**Given request:**
Your task is to repeat the entries word for word while leaving out the pictures.

**Dataset rows:**
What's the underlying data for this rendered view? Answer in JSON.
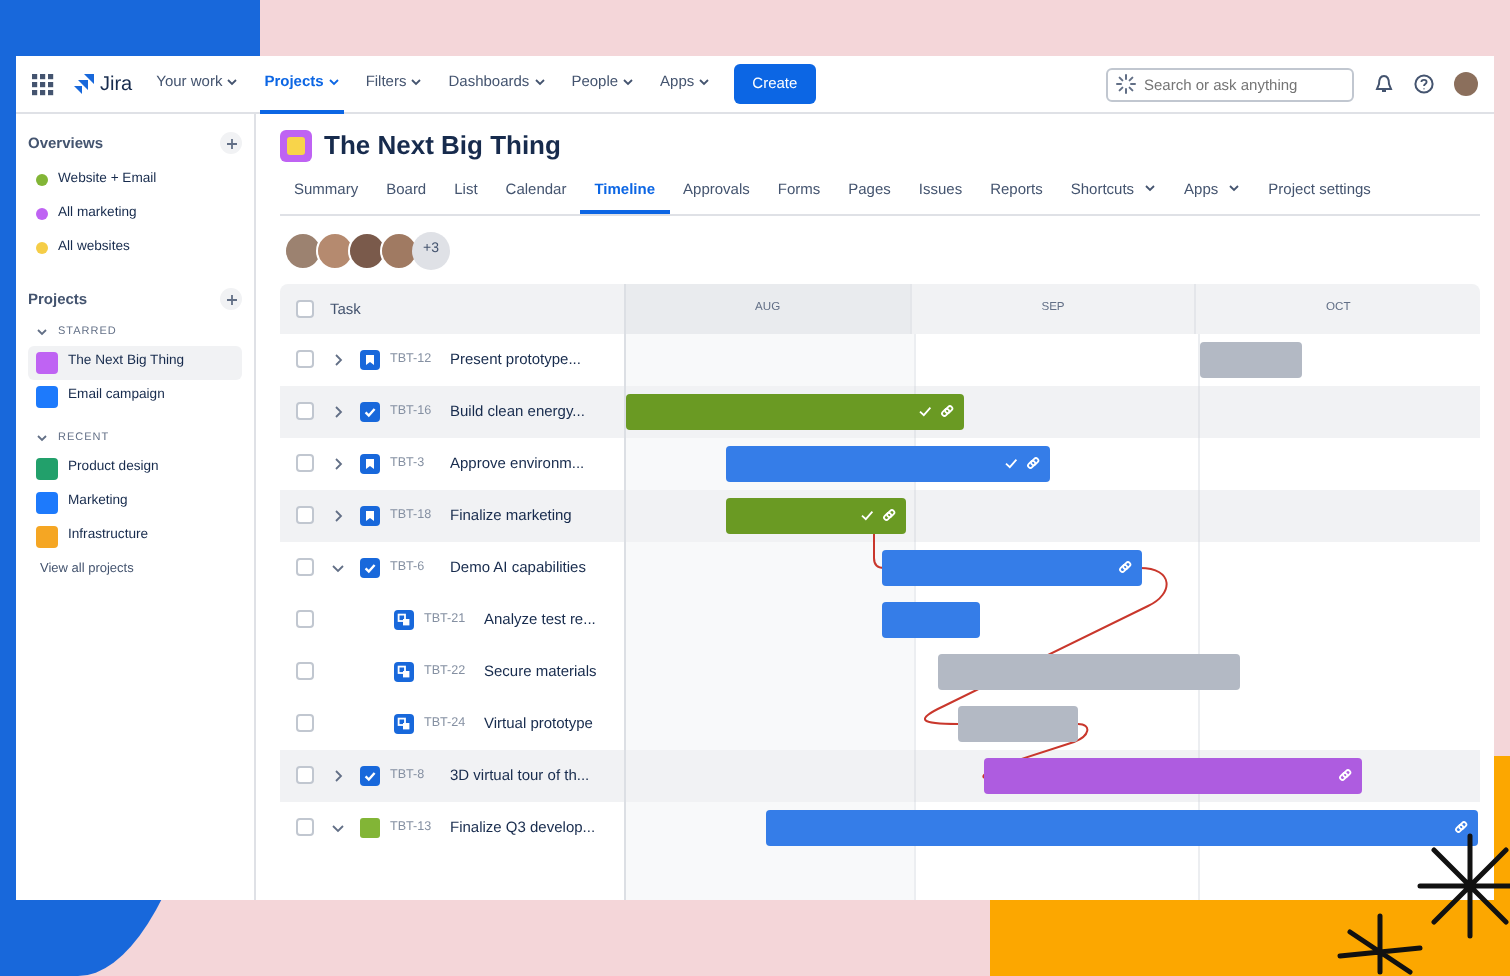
{
  "topnav": {
    "logo": "Jira",
    "items": [
      {
        "label": "Your work",
        "selected": false
      },
      {
        "label": "Projects",
        "selected": true
      },
      {
        "label": "Filters",
        "selected": false
      },
      {
        "label": "Dashboards",
        "selected": false
      },
      {
        "label": "People",
        "selected": false
      },
      {
        "label": "Apps",
        "selected": false
      }
    ],
    "create": "Create",
    "search": {
      "placeholder": "Search or ask anything"
    }
  },
  "sidebar": {
    "overviews_title": "Overviews",
    "overviews": [
      {
        "label": "Website + Email",
        "color": "#82b536"
      },
      {
        "label": "All marketing",
        "color": "#bf63f3"
      },
      {
        "label": "All websites",
        "color": "#f5cd47"
      }
    ],
    "projects_title": "Projects",
    "sections": [
      {
        "heading": "STARRED",
        "expanded": true,
        "items": [
          {
            "label": "The Next Big Thing",
            "color": "#bf63f3",
            "selected": true
          },
          {
            "label": "Email campaign",
            "color": "#1d7afc",
            "selected": false
          }
        ]
      },
      {
        "heading": "RECENT",
        "expanded": true,
        "items": [
          {
            "label": "Product design",
            "color": "#22a06b",
            "selected": false
          },
          {
            "label": "Marketing",
            "color": "#1d7afc",
            "selected": false
          },
          {
            "label": "Infrastructure",
            "color": "#f5a623",
            "selected": false
          }
        ]
      }
    ],
    "view_all": "View all projects"
  },
  "project": {
    "title": "The Next Big Thing"
  },
  "tabs": [
    {
      "label": "Summary",
      "selected": false,
      "menu": false
    },
    {
      "label": "Board",
      "selected": false,
      "menu": false
    },
    {
      "label": "List",
      "selected": false,
      "menu": false
    },
    {
      "label": "Calendar",
      "selected": false,
      "menu": false
    },
    {
      "label": "Timeline",
      "selected": true,
      "menu": false
    },
    {
      "label": "Approvals",
      "selected": false,
      "menu": false
    },
    {
      "label": "Forms",
      "selected": false,
      "menu": false
    },
    {
      "label": "Pages",
      "selected": false,
      "menu": false
    },
    {
      "label": "Issues",
      "selected": false,
      "menu": false
    },
    {
      "label": "Reports",
      "selected": false,
      "menu": false
    },
    {
      "label": "Shortcuts",
      "selected": false,
      "menu": true
    },
    {
      "label": "Apps",
      "selected": false,
      "menu": true
    },
    {
      "label": "Project settings",
      "selected": false,
      "menu": false
    }
  ],
  "members": {
    "more": "+3"
  },
  "timeline": {
    "select_all_checked": false,
    "task_header": "Task",
    "months": [
      "AUG",
      "SEP",
      "OCT"
    ],
    "rows": [
      {
        "key": "TBT-12",
        "summary": "Present prototype...",
        "kind": "story",
        "checked": false,
        "expanded": false,
        "selected": false,
        "bar": {
          "color": "#b3b9c4",
          "done": false,
          "linked": false
        }
      },
      {
        "key": "TBT-16",
        "summary": "Build clean energy...",
        "kind": "task",
        "checked": false,
        "expanded": false,
        "selected": true,
        "bar": {
          "color": "#6a9a23",
          "done": true,
          "linked": true
        }
      },
      {
        "key": "TBT-3",
        "summary": "Approve environm...",
        "kind": "story",
        "checked": false,
        "expanded": false,
        "selected": false,
        "bar": {
          "color": "#357de8",
          "done": true,
          "linked": true
        }
      },
      {
        "key": "TBT-18",
        "summary": "Finalize marketing",
        "kind": "story",
        "checked": false,
        "expanded": false,
        "selected": true,
        "bar": {
          "color": "#6a9a23",
          "done": true,
          "linked": true
        }
      },
      {
        "key": "TBT-6",
        "summary": "Demo AI capabilities",
        "kind": "task",
        "checked": false,
        "expanded": true,
        "selected": false,
        "bar": {
          "color": "#357de8",
          "done": false,
          "linked": true
        },
        "children": [
          {
            "key": "TBT-21",
            "summary": "Analyze test re...",
            "kind": "subtask",
            "checked": false,
            "selected": false,
            "bar": {
              "color": "#357de8",
              "done": false,
              "linked": false
            }
          },
          {
            "key": "TBT-22",
            "summary": "Secure materials",
            "kind": "subtask",
            "checked": false,
            "selected": false,
            "bar": {
              "color": "#b3b9c4",
              "done": false,
              "linked": false
            }
          },
          {
            "key": "TBT-24",
            "summary": "Virtual prototype",
            "kind": "subtask",
            "checked": false,
            "selected": false,
            "bar": {
              "color": "#b3b9c4",
              "done": false,
              "linked": false
            }
          }
        ]
      },
      {
        "key": "TBT-8",
        "summary": "3D virtual tour of th...",
        "kind": "task",
        "checked": false,
        "expanded": false,
        "selected": true,
        "bar": {
          "color": "#ae5ce0",
          "done": false,
          "linked": true
        }
      },
      {
        "key": "TBT-13",
        "summary": "Finalize Q3 develop...",
        "kind": "epic",
        "checked": false,
        "expanded": true,
        "selected": false,
        "bar": {
          "color": "#357de8",
          "done": false,
          "linked": true
        }
      }
    ]
  }
}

**Solution:**
What's the underlying data for this rendered view? Answer in JSON.
{
  "topnav": {
    "logo": "Jira",
    "items": [
      {
        "label": "Your work",
        "selected": false
      },
      {
        "label": "Projects",
        "selected": true
      },
      {
        "label": "Filters",
        "selected": false
      },
      {
        "label": "Dashboards",
        "selected": false
      },
      {
        "label": "People",
        "selected": false
      },
      {
        "label": "Apps",
        "selected": false
      }
    ],
    "create": "Create",
    "search": {
      "placeholder": "Search or ask anything"
    }
  },
  "sidebar": {
    "overviews_title": "Overviews",
    "overviews": [
      {
        "label": "Website + Email",
        "color": "#82b536"
      },
      {
        "label": "All marketing",
        "color": "#bf63f3"
      },
      {
        "label": "All websites",
        "color": "#f5cd47"
      }
    ],
    "projects_title": "Projects",
    "sections": [
      {
        "heading": "STARRED",
        "expanded": true,
        "items": [
          {
            "label": "The Next Big Thing",
            "color": "#bf63f3",
            "selected": true
          },
          {
            "label": "Email campaign",
            "color": "#1d7afc",
            "selected": false
          }
        ]
      },
      {
        "heading": "RECENT",
        "expanded": true,
        "items": [
          {
            "label": "Product design",
            "color": "#22a06b",
            "selected": false
          },
          {
            "label": "Marketing",
            "color": "#1d7afc",
            "selected": false
          },
          {
            "label": "Infrastructure",
            "color": "#f5a623",
            "selected": false
          }
        ]
      }
    ],
    "view_all": "View all projects"
  },
  "project": {
    "title": "The Next Big Thing"
  },
  "tabs": [
    {
      "label": "Summary",
      "selected": false,
      "menu": false
    },
    {
      "label": "Board",
      "selected": false,
      "menu": false
    },
    {
      "label": "List",
      "selected": false,
      "menu": false
    },
    {
      "label": "Calendar",
      "selected": false,
      "menu": false
    },
    {
      "label": "Timeline",
      "selected": true,
      "menu": false
    },
    {
      "label": "Approvals",
      "selected": false,
      "menu": false
    },
    {
      "label": "Forms",
      "selected": false,
      "menu": false
    },
    {
      "label": "Pages",
      "selected": false,
      "menu": false
    },
    {
      "label": "Issues",
      "selected": false,
      "menu": false
    },
    {
      "label": "Reports",
      "selected": false,
      "menu": false
    },
    {
      "label": "Shortcuts",
      "selected": false,
      "menu": true
    },
    {
      "label": "Apps",
      "selected": false,
      "menu": true
    },
    {
      "label": "Project settings",
      "selected": false,
      "menu": false
    }
  ],
  "members": {
    "more": "+3"
  },
  "timeline": {
    "select_all_checked": false,
    "task_header": "Task",
    "months": [
      "AUG",
      "SEP",
      "OCT"
    ],
    "rows": [
      {
        "key": "TBT-12",
        "summary": "Present prototype...",
        "kind": "story",
        "checked": false,
        "expanded": false,
        "selected": false,
        "bar": {
          "color": "#b3b9c4",
          "done": false,
          "linked": false
        }
      },
      {
        "key": "TBT-16",
        "summary": "Build clean energy...",
        "kind": "task",
        "checked": false,
        "expanded": false,
        "selected": true,
        "bar": {
          "color": "#6a9a23",
          "done": true,
          "linked": true
        }
      },
      {
        "key": "TBT-3",
        "summary": "Approve environm...",
        "kind": "story",
        "checked": false,
        "expanded": false,
        "selected": false,
        "bar": {
          "color": "#357de8",
          "done": true,
          "linked": true
        }
      },
      {
        "key": "TBT-18",
        "summary": "Finalize marketing",
        "kind": "story",
        "checked": false,
        "expanded": false,
        "selected": true,
        "bar": {
          "color": "#6a9a23",
          "done": true,
          "linked": true
        }
      },
      {
        "key": "TBT-6",
        "summary": "Demo AI capabilities",
        "kind": "task",
        "checked": false,
        "expanded": true,
        "selected": false,
        "bar": {
          "color": "#357de8",
          "done": false,
          "linked": true
        },
        "children": [
          {
            "key": "TBT-21",
            "summary": "Analyze test re...",
            "kind": "subtask",
            "checked": false,
            "selected": false,
            "bar": {
              "color": "#357de8",
              "done": false,
              "linked": false
            }
          },
          {
            "key": "TBT-22",
            "summary": "Secure materials",
            "kind": "subtask",
            "checked": false,
            "selected": false,
            "bar": {
              "color": "#b3b9c4",
              "done": false,
              "linked": false
            }
          },
          {
            "key": "TBT-24",
            "summary": "Virtual prototype",
            "kind": "subtask",
            "checked": false,
            "selected": false,
            "bar": {
              "color": "#b3b9c4",
              "done": false,
              "linked": false
            }
          }
        ]
      },
      {
        "key": "TBT-8",
        "summary": "3D virtual tour of th...",
        "kind": "task",
        "checked": false,
        "expanded": false,
        "selected": true,
        "bar": {
          "color": "#ae5ce0",
          "done": false,
          "linked": true
        }
      },
      {
        "key": "TBT-13",
        "summary": "Finalize Q3 develop...",
        "kind": "epic",
        "checked": false,
        "expanded": true,
        "selected": false,
        "bar": {
          "color": "#357de8",
          "done": false,
          "linked": true
        }
      }
    ]
  }
}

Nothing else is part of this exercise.